BRIEF: Track down each line that has the word "glyph" and copy it.

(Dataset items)
** Start **

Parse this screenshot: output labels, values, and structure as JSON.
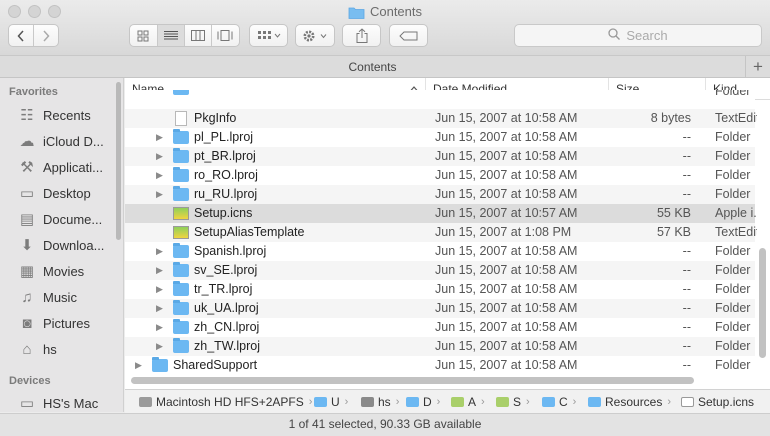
{
  "window": {
    "title": "Contents"
  },
  "toolbar": {
    "search_placeholder": "Search"
  },
  "tabbar": {
    "tab_label": "Contents",
    "plus": "+"
  },
  "sidebar": {
    "favorites_header": "Favorites",
    "locations_header": "Devices",
    "items": [
      {
        "label": "Recents",
        "icon": "recents-icon",
        "glyph": "☷"
      },
      {
        "label": "iCloud D...",
        "icon": "cloud-icon",
        "glyph": "☁"
      },
      {
        "label": "Applicati...",
        "icon": "applications-icon",
        "glyph": "⚒"
      },
      {
        "label": "Desktop",
        "icon": "desktop-icon",
        "glyph": "▭"
      },
      {
        "label": "Docume...",
        "icon": "documents-icon",
        "glyph": "▤"
      },
      {
        "label": "Downloa...",
        "icon": "downloads-icon",
        "glyph": "⬇"
      },
      {
        "label": "Movies",
        "icon": "movies-icon",
        "glyph": "▦"
      },
      {
        "label": "Music",
        "icon": "music-icon",
        "glyph": "♫"
      },
      {
        "label": "Pictures",
        "icon": "pictures-icon",
        "glyph": "◙"
      },
      {
        "label": "hs",
        "icon": "home-icon",
        "glyph": "⌂"
      }
    ],
    "devices": [
      {
        "label": "HS's Mac",
        "icon": "computer-icon",
        "glyph": "▭"
      }
    ]
  },
  "columns": {
    "name": "Name",
    "date": "Date Modified",
    "size": "Size",
    "kind": "Kind"
  },
  "rows": [
    {
      "name": "",
      "date": "",
      "size": "",
      "kind": "Folder",
      "type": "folder",
      "indent": 1,
      "expand": false,
      "clipped": true
    },
    {
      "name": "PkgInfo",
      "date": "Jun 15, 2007 at 10:58 AM",
      "size": "8 bytes",
      "kind": "TextEdit",
      "type": "doc",
      "indent": 1,
      "expand": false
    },
    {
      "name": "pl_PL.lproj",
      "date": "Jun 15, 2007 at 10:58 AM",
      "size": "--",
      "kind": "Folder",
      "type": "folder",
      "indent": 1,
      "expand": true
    },
    {
      "name": "pt_BR.lproj",
      "date": "Jun 15, 2007 at 10:58 AM",
      "size": "--",
      "kind": "Folder",
      "type": "folder",
      "indent": 1,
      "expand": true
    },
    {
      "name": "ro_RO.lproj",
      "date": "Jun 15, 2007 at 10:58 AM",
      "size": "--",
      "kind": "Folder",
      "type": "folder",
      "indent": 1,
      "expand": true
    },
    {
      "name": "ru_RU.lproj",
      "date": "Jun 15, 2007 at 10:58 AM",
      "size": "--",
      "kind": "Folder",
      "type": "folder",
      "indent": 1,
      "expand": true
    },
    {
      "name": "Setup.icns",
      "date": "Jun 15, 2007 at 10:57 AM",
      "size": "55 KB",
      "kind": "Apple i...",
      "type": "img",
      "indent": 1,
      "expand": false,
      "selected": true
    },
    {
      "name": "SetupAliasTemplate",
      "date": "Jun 15, 2007 at 1:08 PM",
      "size": "57 KB",
      "kind": "TextEdit",
      "type": "img",
      "indent": 1,
      "expand": false
    },
    {
      "name": "Spanish.lproj",
      "date": "Jun 15, 2007 at 10:58 AM",
      "size": "--",
      "kind": "Folder",
      "type": "folder",
      "indent": 1,
      "expand": true
    },
    {
      "name": "sv_SE.lproj",
      "date": "Jun 15, 2007 at 10:58 AM",
      "size": "--",
      "kind": "Folder",
      "type": "folder",
      "indent": 1,
      "expand": true
    },
    {
      "name": "tr_TR.lproj",
      "date": "Jun 15, 2007 at 10:58 AM",
      "size": "--",
      "kind": "Folder",
      "type": "folder",
      "indent": 1,
      "expand": true
    },
    {
      "name": "uk_UA.lproj",
      "date": "Jun 15, 2007 at 10:58 AM",
      "size": "--",
      "kind": "Folder",
      "type": "folder",
      "indent": 1,
      "expand": true
    },
    {
      "name": "zh_CN.lproj",
      "date": "Jun 15, 2007 at 10:58 AM",
      "size": "--",
      "kind": "Folder",
      "type": "folder",
      "indent": 1,
      "expand": true
    },
    {
      "name": "zh_TW.lproj",
      "date": "Jun 15, 2007 at 10:58 AM",
      "size": "--",
      "kind": "Folder",
      "type": "folder",
      "indent": 1,
      "expand": true
    },
    {
      "name": "SharedSupport",
      "date": "Jun 15, 2007 at 10:58 AM",
      "size": "--",
      "kind": "Folder",
      "type": "folder",
      "indent": 0,
      "expand": true
    }
  ],
  "pathbar": [
    {
      "label": "Macintosh HD HFS+2APFS",
      "icon": "disk-icon"
    },
    {
      "label": "U",
      "icon": "folder-icon"
    },
    {
      "label": "hs",
      "icon": "home-icon"
    },
    {
      "label": "D",
      "icon": "folder-icon"
    },
    {
      "label": "A",
      "icon": "app-icon"
    },
    {
      "label": "S",
      "icon": "app-icon"
    },
    {
      "label": "C",
      "icon": "folder-icon"
    },
    {
      "label": "Resources",
      "icon": "folder-icon"
    },
    {
      "label": "Setup.icns",
      "icon": "file-icon"
    }
  ],
  "status": {
    "text": "1 of 41 selected, 90.33 GB available"
  }
}
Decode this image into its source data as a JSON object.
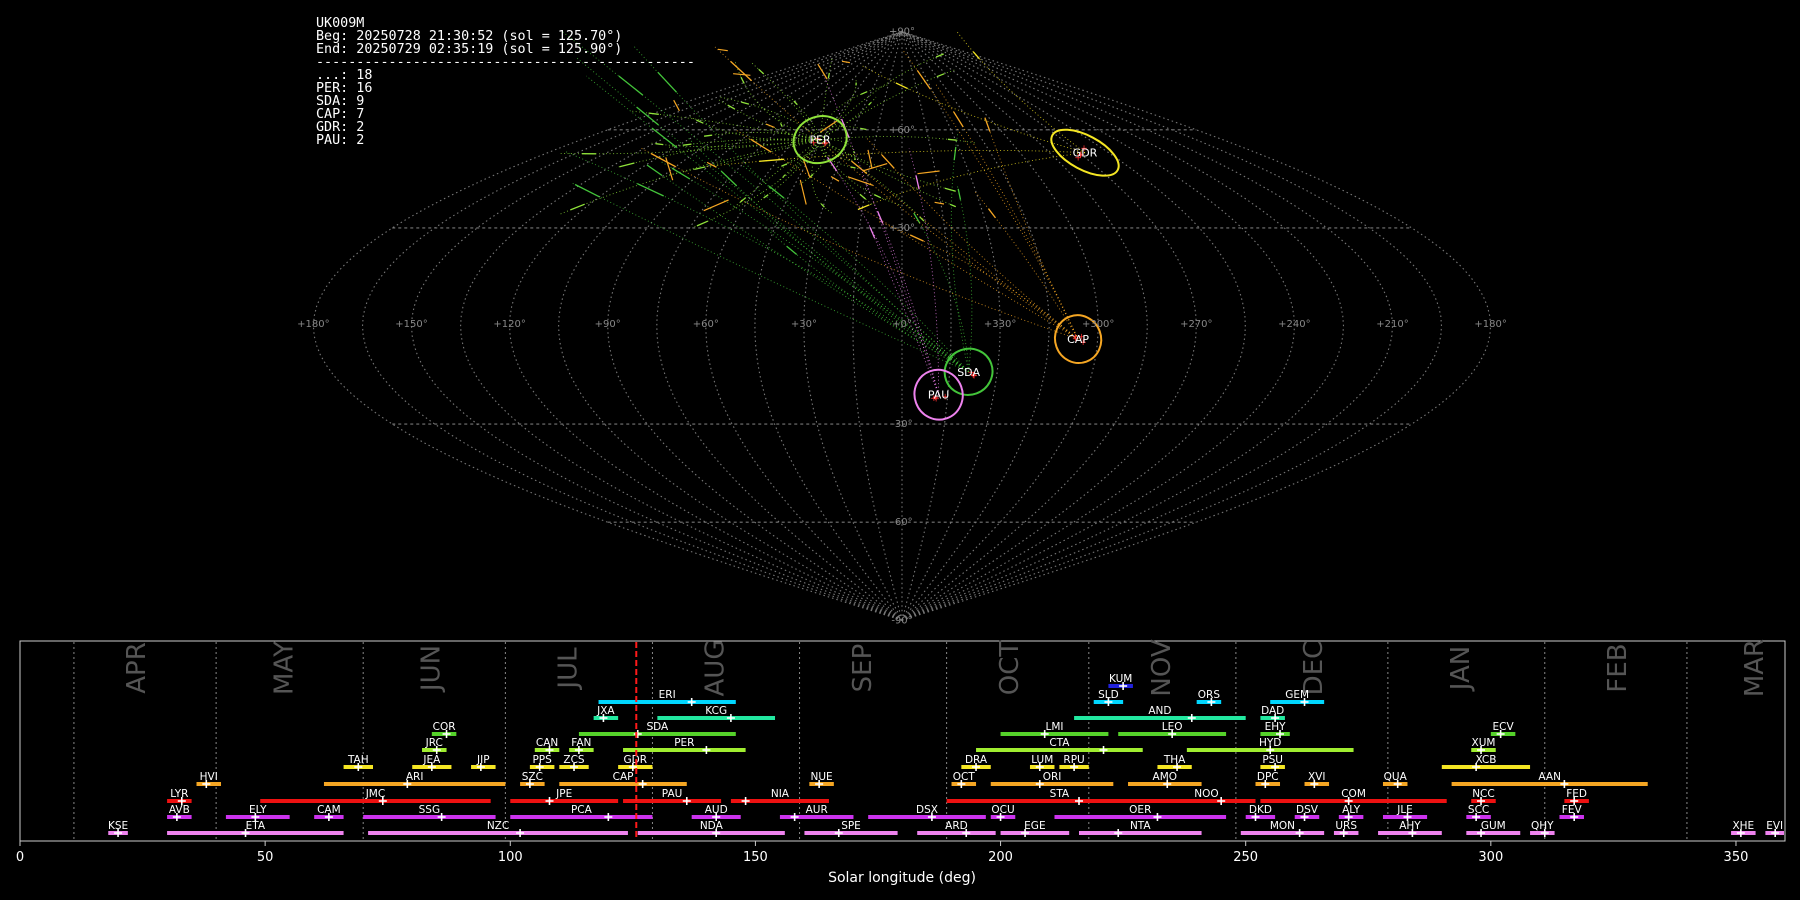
{
  "info": {
    "station": "UK009M",
    "beg": "Beg: 20250728 21:30:52 (sol = 125.70°)",
    "end": "End: 20250729 02:35:19 (sol = 125.90°)",
    "separator": "-----------------------------------------------",
    "counts": [
      "...: 18",
      "PER: 16",
      "SDA: 9",
      "CAP: 7",
      "GDR: 2",
      "PAU: 2"
    ]
  },
  "colors": {
    "grid": "#777777",
    "PER": "#8fe23a",
    "SDA": "#43c43a",
    "CAP": "#f5a623",
    "GDR": "#f5e623",
    "PAU": "#ee82ee",
    "sporadic": "#f5a623",
    "marker": "#ff3030"
  },
  "sky_map": {
    "projection": "sinusoidal",
    "lon_labels": [
      "+180°",
      "+150°",
      "+120°",
      "+90°",
      "+60°",
      "+30°",
      "+0°",
      "+330°",
      "+300°",
      "+270°",
      "+240°",
      "+210°",
      "+180°"
    ],
    "lat_labels": [
      "+90°",
      "+60°",
      "+30°",
      "-30°",
      "-60°",
      "-90°"
    ],
    "radiants": [
      {
        "code": "PER",
        "lon": 46,
        "lat": 57,
        "rx": 27,
        "ry": 23,
        "color": "#8fe23a"
      },
      {
        "code": "GDR",
        "lon": 267,
        "lat": 53,
        "rx": 37,
        "ry": 17,
        "color": "#f5e623"
      },
      {
        "code": "CAP",
        "lon": 306,
        "lat": -4,
        "rx": 23,
        "ry": 24,
        "color": "#f5a623"
      },
      {
        "code": "SDA",
        "lon": 339,
        "lat": -14,
        "rx": 24,
        "ry": 23,
        "color": "#43c43a"
      },
      {
        "code": "PAU",
        "lon": 348,
        "lat": -21,
        "rx": 24,
        "ry": 25,
        "color": "#ee82ee"
      }
    ]
  },
  "chart_data": {
    "type": "bar",
    "xlabel": "Solar longitude (deg)",
    "xlim": [
      0,
      360
    ],
    "xticks": [
      0,
      50,
      100,
      150,
      200,
      250,
      300,
      350
    ],
    "current_sol": 125.7,
    "months": [
      {
        "name": "APR",
        "sol": 24
      },
      {
        "name": "MAY",
        "sol": 54
      },
      {
        "name": "JUN",
        "sol": 84
      },
      {
        "name": "JUL",
        "sol": 112
      },
      {
        "name": "AUG",
        "sol": 142
      },
      {
        "name": "SEP",
        "sol": 172
      },
      {
        "name": "OCT",
        "sol": 202
      },
      {
        "name": "NOV",
        "sol": 233
      },
      {
        "name": "DEC",
        "sol": 264
      },
      {
        "name": "JAN",
        "sol": 294
      },
      {
        "name": "FEB",
        "sol": 326
      },
      {
        "name": "MAR",
        "sol": 354
      }
    ],
    "month_boundaries": [
      11,
      40,
      70,
      99,
      129,
      159,
      189,
      218,
      248,
      279,
      311,
      340
    ],
    "showers": [
      {
        "code": "KUM",
        "start": 222,
        "end": 227,
        "peak": 225,
        "row": 0,
        "color": "#2222dd"
      },
      {
        "code": "ERI",
        "start": 118,
        "end": 146,
        "peak": 137,
        "row": 1,
        "color": "#00d7ff"
      },
      {
        "code": "SLD",
        "start": 219,
        "end": 225,
        "peak": 222,
        "row": 1,
        "color": "#00d7ff"
      },
      {
        "code": "ORS",
        "start": 240,
        "end": 245,
        "peak": 243,
        "row": 1,
        "color": "#00d7ff"
      },
      {
        "code": "GEM",
        "start": 255,
        "end": 266,
        "peak": 262,
        "row": 1,
        "color": "#00d7ff"
      },
      {
        "code": "JXA",
        "start": 117,
        "end": 122,
        "peak": 119,
        "row": 2,
        "color": "#22e8a0"
      },
      {
        "code": "KCG",
        "start": 130,
        "end": 154,
        "peak": 145,
        "row": 2,
        "color": "#22e8a0"
      },
      {
        "code": "AND",
        "start": 215,
        "end": 250,
        "peak": 239,
        "row": 2,
        "color": "#22e8a0"
      },
      {
        "code": "DAD",
        "start": 253,
        "end": 258,
        "peak": 256,
        "row": 2,
        "color": "#22e8a0"
      },
      {
        "code": "COR",
        "start": 84,
        "end": 89,
        "peak": 87,
        "row": 3,
        "color": "#55d22a"
      },
      {
        "code": "SDA",
        "start": 114,
        "end": 146,
        "peak": 126,
        "row": 3,
        "color": "#55d22a"
      },
      {
        "code": "LMI",
        "start": 200,
        "end": 222,
        "peak": 209,
        "row": 3,
        "color": "#55d22a"
      },
      {
        "code": "LEO",
        "start": 224,
        "end": 246,
        "peak": 235,
        "row": 3,
        "color": "#55d22a"
      },
      {
        "code": "EHY",
        "start": 253,
        "end": 259,
        "peak": 257,
        "row": 3,
        "color": "#55d22a"
      },
      {
        "code": "ECV",
        "start": 300,
        "end": 305,
        "peak": 302,
        "row": 3,
        "color": "#55d22a"
      },
      {
        "code": "JRC",
        "start": 82,
        "end": 87,
        "peak": 85,
        "row": 4,
        "color": "#a0ee30"
      },
      {
        "code": "CAN",
        "start": 105,
        "end": 110,
        "peak": 108,
        "row": 4,
        "color": "#a0ee30"
      },
      {
        "code": "FAN",
        "start": 112,
        "end": 117,
        "peak": 114,
        "row": 4,
        "color": "#a0ee30"
      },
      {
        "code": "PER",
        "start": 123,
        "end": 148,
        "peak": 140,
        "row": 4,
        "color": "#a0ee30"
      },
      {
        "code": "CTA",
        "start": 195,
        "end": 229,
        "peak": 221,
        "row": 4,
        "color": "#a0ee30"
      },
      {
        "code": "HYD",
        "start": 238,
        "end": 272,
        "peak": 255,
        "row": 4,
        "color": "#a0ee30"
      },
      {
        "code": "XUM",
        "start": 296,
        "end": 301,
        "peak": 298,
        "row": 4,
        "color": "#a0ee30"
      },
      {
        "code": "TAH",
        "start": 66,
        "end": 72,
        "peak": 69,
        "row": 5,
        "color": "#f5e623"
      },
      {
        "code": "JEA",
        "start": 80,
        "end": 88,
        "peak": 84,
        "row": 5,
        "color": "#f5e623"
      },
      {
        "code": "JIP",
        "start": 92,
        "end": 97,
        "peak": 94,
        "row": 5,
        "color": "#f5e623"
      },
      {
        "code": "PPS",
        "start": 104,
        "end": 109,
        "peak": 106,
        "row": 5,
        "color": "#f5e623"
      },
      {
        "code": "ZCS",
        "start": 110,
        "end": 116,
        "peak": 113,
        "row": 5,
        "color": "#f5e623"
      },
      {
        "code": "GDR",
        "start": 122,
        "end": 129,
        "peak": 125,
        "row": 5,
        "color": "#f5e623"
      },
      {
        "code": "DRA",
        "start": 192,
        "end": 198,
        "peak": 195,
        "row": 5,
        "color": "#f5e623"
      },
      {
        "code": "LUM",
        "start": 206,
        "end": 211,
        "peak": 208,
        "row": 5,
        "color": "#f5e623"
      },
      {
        "code": "RPU",
        "start": 212,
        "end": 218,
        "peak": 215,
        "row": 5,
        "color": "#f5e623"
      },
      {
        "code": "THA",
        "start": 232,
        "end": 239,
        "peak": 236,
        "row": 5,
        "color": "#f5e623"
      },
      {
        "code": "PSU",
        "start": 253,
        "end": 258,
        "peak": 256,
        "row": 5,
        "color": "#f5e623"
      },
      {
        "code": "XCB",
        "start": 290,
        "end": 308,
        "peak": 297,
        "row": 5,
        "color": "#f5e623"
      },
      {
        "code": "HVI",
        "start": 36,
        "end": 41,
        "peak": 38,
        "row": 6,
        "color": "#f5a623"
      },
      {
        "code": "ARI",
        "start": 62,
        "end": 99,
        "peak": 79,
        "row": 6,
        "color": "#f5a623"
      },
      {
        "code": "SZC",
        "start": 102,
        "end": 107,
        "peak": 104,
        "row": 6,
        "color": "#f5a623"
      },
      {
        "code": "CAP",
        "start": 110,
        "end": 136,
        "peak": 127,
        "row": 6,
        "color": "#f5a623"
      },
      {
        "code": "NUE",
        "start": 161,
        "end": 166,
        "peak": 163,
        "row": 6,
        "color": "#f5a623"
      },
      {
        "code": "OCT",
        "start": 190,
        "end": 195,
        "peak": 192,
        "row": 6,
        "color": "#f5a623"
      },
      {
        "code": "ORI",
        "start": 198,
        "end": 223,
        "peak": 208,
        "row": 6,
        "color": "#f5a623"
      },
      {
        "code": "AMO",
        "start": 226,
        "end": 241,
        "peak": 234,
        "row": 6,
        "color": "#f5a623"
      },
      {
        "code": "DPC",
        "start": 252,
        "end": 257,
        "peak": 254,
        "row": 6,
        "color": "#f5a623"
      },
      {
        "code": "XVI",
        "start": 262,
        "end": 267,
        "peak": 264,
        "row": 6,
        "color": "#f5a623"
      },
      {
        "code": "QUA",
        "start": 278,
        "end": 283,
        "peak": 281,
        "row": 6,
        "color": "#f5a623"
      },
      {
        "code": "AAN",
        "start": 292,
        "end": 332,
        "peak": 315,
        "row": 6,
        "color": "#f5a623"
      },
      {
        "code": "LYR",
        "start": 30,
        "end": 35,
        "peak": 33,
        "row": 7,
        "color": "#ee1111"
      },
      {
        "code": "JMC",
        "start": 49,
        "end": 96,
        "peak": 74,
        "row": 7,
        "color": "#ee1111"
      },
      {
        "code": "JPE",
        "start": 100,
        "end": 122,
        "peak": 108,
        "row": 7,
        "color": "#ee1111"
      },
      {
        "code": "PAU",
        "start": 123,
        "end": 143,
        "peak": 136,
        "row": 7,
        "color": "#ee1111"
      },
      {
        "code": "NIA",
        "start": 145,
        "end": 165,
        "peak": 148,
        "row": 7,
        "color": "#ee1111"
      },
      {
        "code": "STA",
        "start": 189,
        "end": 235,
        "peak": 216,
        "row": 7,
        "color": "#ee1111"
      },
      {
        "code": "NOO",
        "start": 232,
        "end": 252,
        "peak": 245,
        "row": 7,
        "color": "#ee1111"
      },
      {
        "code": "COM",
        "start": 253,
        "end": 291,
        "peak": 271,
        "row": 7,
        "color": "#ee1111"
      },
      {
        "code": "NCC",
        "start": 296,
        "end": 301,
        "peak": 298,
        "row": 7,
        "color": "#ee1111"
      },
      {
        "code": "FED",
        "start": 315,
        "end": 320,
        "peak": 317,
        "row": 7,
        "color": "#ee1111"
      },
      {
        "code": "AVB",
        "start": 30,
        "end": 35,
        "peak": 32,
        "row": 8,
        "color": "#cc33ee"
      },
      {
        "code": "ELY",
        "start": 42,
        "end": 55,
        "peak": 48,
        "row": 8,
        "color": "#cc33ee"
      },
      {
        "code": "CAM",
        "start": 60,
        "end": 66,
        "peak": 63,
        "row": 8,
        "color": "#cc33ee"
      },
      {
        "code": "SSG",
        "start": 70,
        "end": 97,
        "peak": 86,
        "row": 8,
        "color": "#cc33ee"
      },
      {
        "code": "PCA",
        "start": 100,
        "end": 129,
        "peak": 120,
        "row": 8,
        "color": "#cc33ee"
      },
      {
        "code": "AUD",
        "start": 137,
        "end": 147,
        "peak": 142,
        "row": 8,
        "color": "#cc33ee"
      },
      {
        "code": "AUR",
        "start": 155,
        "end": 170,
        "peak": 158,
        "row": 8,
        "color": "#cc33ee"
      },
      {
        "code": "DSX",
        "start": 173,
        "end": 197,
        "peak": 186,
        "row": 8,
        "color": "#cc33ee"
      },
      {
        "code": "OCU",
        "start": 198,
        "end": 203,
        "peak": 200,
        "row": 8,
        "color": "#cc33ee"
      },
      {
        "code": "OER",
        "start": 211,
        "end": 246,
        "peak": 232,
        "row": 8,
        "color": "#cc33ee"
      },
      {
        "code": "DKD",
        "start": 250,
        "end": 256,
        "peak": 252,
        "row": 8,
        "color": "#cc33ee"
      },
      {
        "code": "DSV",
        "start": 260,
        "end": 265,
        "peak": 262,
        "row": 8,
        "color": "#cc33ee"
      },
      {
        "code": "ALY",
        "start": 269,
        "end": 274,
        "peak": 271,
        "row": 8,
        "color": "#cc33ee"
      },
      {
        "code": "JLE",
        "start": 278,
        "end": 287,
        "peak": 283,
        "row": 8,
        "color": "#cc33ee"
      },
      {
        "code": "SCC",
        "start": 295,
        "end": 300,
        "peak": 297,
        "row": 8,
        "color": "#cc33ee"
      },
      {
        "code": "FEV",
        "start": 314,
        "end": 319,
        "peak": 317,
        "row": 8,
        "color": "#cc33ee"
      },
      {
        "code": "KSE",
        "start": 18,
        "end": 22,
        "peak": 20,
        "row": 9,
        "color": "#ee82ee"
      },
      {
        "code": "ETA",
        "start": 30,
        "end": 66,
        "peak": 46,
        "row": 9,
        "color": "#ee82ee"
      },
      {
        "code": "NZC",
        "start": 71,
        "end": 124,
        "peak": 102,
        "row": 9,
        "color": "#ee82ee"
      },
      {
        "code": "NDA",
        "start": 126,
        "end": 156,
        "peak": 142,
        "row": 9,
        "color": "#ee82ee"
      },
      {
        "code": "SPE",
        "start": 160,
        "end": 179,
        "peak": 167,
        "row": 9,
        "color": "#ee82ee"
      },
      {
        "code": "ARD",
        "start": 183,
        "end": 199,
        "peak": 193,
        "row": 9,
        "color": "#ee82ee"
      },
      {
        "code": "EGE",
        "start": 200,
        "end": 214,
        "peak": 205,
        "row": 9,
        "color": "#ee82ee"
      },
      {
        "code": "NTA",
        "start": 216,
        "end": 241,
        "peak": 224,
        "row": 9,
        "color": "#ee82ee"
      },
      {
        "code": "MON",
        "start": 249,
        "end": 266,
        "peak": 261,
        "row": 9,
        "color": "#ee82ee"
      },
      {
        "code": "URS",
        "start": 268,
        "end": 273,
        "peak": 270,
        "row": 9,
        "color": "#ee82ee"
      },
      {
        "code": "AHY",
        "start": 277,
        "end": 290,
        "peak": 284,
        "row": 9,
        "color": "#ee82ee"
      },
      {
        "code": "GUM",
        "start": 295,
        "end": 306,
        "peak": 298,
        "row": 9,
        "color": "#ee82ee"
      },
      {
        "code": "QHY",
        "start": 308,
        "end": 313,
        "peak": 311,
        "row": 9,
        "color": "#ee82ee"
      },
      {
        "code": "XHE",
        "start": 349,
        "end": 354,
        "peak": 351,
        "row": 9,
        "color": "#ee82ee"
      },
      {
        "code": "EVI",
        "start": 356,
        "end": 361,
        "peak": 358,
        "row": 9,
        "color": "#ee82ee"
      }
    ]
  }
}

** End **

RESPONSE BELOW:
        "glyph": "☷"
        "glyph": "☁"
        "glyph": "⚒"
        "glyph": "▭"
        "glyph": "▤"
        "glyph": "⬇"
        "glyph": "▦"
        "glyph": "♫"
        "glyph": "◙"
        "glyph": "⌂"
        "glyph": "▭"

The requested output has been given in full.